_Required task_
Locate the string "соответствии" in the records below. Copy every line where it occurs.

--- begin Listed records ---

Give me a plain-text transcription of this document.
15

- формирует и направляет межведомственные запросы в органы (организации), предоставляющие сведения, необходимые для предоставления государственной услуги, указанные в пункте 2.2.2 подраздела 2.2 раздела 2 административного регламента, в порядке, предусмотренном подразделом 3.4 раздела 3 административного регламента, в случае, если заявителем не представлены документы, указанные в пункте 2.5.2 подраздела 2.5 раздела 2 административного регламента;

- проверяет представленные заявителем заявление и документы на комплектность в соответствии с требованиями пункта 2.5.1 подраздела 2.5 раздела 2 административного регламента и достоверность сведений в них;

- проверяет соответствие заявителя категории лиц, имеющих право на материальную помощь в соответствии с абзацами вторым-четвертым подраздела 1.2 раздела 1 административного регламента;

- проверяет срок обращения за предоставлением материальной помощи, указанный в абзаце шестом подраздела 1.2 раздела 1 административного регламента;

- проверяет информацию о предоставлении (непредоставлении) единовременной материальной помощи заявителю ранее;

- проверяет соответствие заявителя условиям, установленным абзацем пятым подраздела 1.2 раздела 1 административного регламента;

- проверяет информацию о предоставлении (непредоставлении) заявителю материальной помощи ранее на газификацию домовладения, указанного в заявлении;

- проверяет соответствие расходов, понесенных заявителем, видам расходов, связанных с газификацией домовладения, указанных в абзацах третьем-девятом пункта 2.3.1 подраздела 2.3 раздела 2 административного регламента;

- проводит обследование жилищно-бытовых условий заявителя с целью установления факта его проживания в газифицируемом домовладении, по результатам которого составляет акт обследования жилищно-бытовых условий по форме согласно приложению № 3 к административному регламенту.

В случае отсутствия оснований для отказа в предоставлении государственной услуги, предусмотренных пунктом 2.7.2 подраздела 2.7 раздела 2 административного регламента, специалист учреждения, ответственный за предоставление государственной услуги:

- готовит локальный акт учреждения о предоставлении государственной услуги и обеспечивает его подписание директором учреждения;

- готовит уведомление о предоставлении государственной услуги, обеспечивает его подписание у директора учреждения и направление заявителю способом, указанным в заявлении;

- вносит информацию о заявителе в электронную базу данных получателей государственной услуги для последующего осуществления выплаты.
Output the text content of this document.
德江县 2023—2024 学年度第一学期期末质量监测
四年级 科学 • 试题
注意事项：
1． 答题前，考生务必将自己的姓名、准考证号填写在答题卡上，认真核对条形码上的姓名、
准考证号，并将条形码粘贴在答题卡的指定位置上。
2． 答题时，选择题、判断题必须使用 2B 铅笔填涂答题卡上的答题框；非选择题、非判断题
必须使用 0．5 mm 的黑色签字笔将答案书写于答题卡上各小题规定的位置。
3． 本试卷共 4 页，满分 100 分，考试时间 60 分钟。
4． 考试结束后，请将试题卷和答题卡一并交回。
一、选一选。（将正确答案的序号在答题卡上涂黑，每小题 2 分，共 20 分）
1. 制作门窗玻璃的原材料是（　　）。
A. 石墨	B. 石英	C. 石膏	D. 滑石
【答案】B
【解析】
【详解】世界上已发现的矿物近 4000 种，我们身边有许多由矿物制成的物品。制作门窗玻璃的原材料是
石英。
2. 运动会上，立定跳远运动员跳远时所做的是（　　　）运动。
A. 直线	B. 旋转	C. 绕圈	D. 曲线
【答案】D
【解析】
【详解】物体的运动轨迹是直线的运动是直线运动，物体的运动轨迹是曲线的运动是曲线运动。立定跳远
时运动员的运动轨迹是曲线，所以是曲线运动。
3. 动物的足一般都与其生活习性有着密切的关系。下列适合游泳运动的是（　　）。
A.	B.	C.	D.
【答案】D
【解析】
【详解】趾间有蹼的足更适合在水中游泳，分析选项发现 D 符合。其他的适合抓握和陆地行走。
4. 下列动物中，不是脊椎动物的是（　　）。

--- end Listed records ---

_Exercise response_
- проверяет представленные заявителем заявление и документы на комплектность в соответствии с требованиями пункта 2.5.1 подраздела 2.5 раздела 2 административного регламента и достоверность сведений в них;
- проверяет соответствие заявителя категории лиц, имеющих право на материальную помощь в соответствии с абзацами вторым-четвертым подраздела 1.2 раздела 1 административного регламента;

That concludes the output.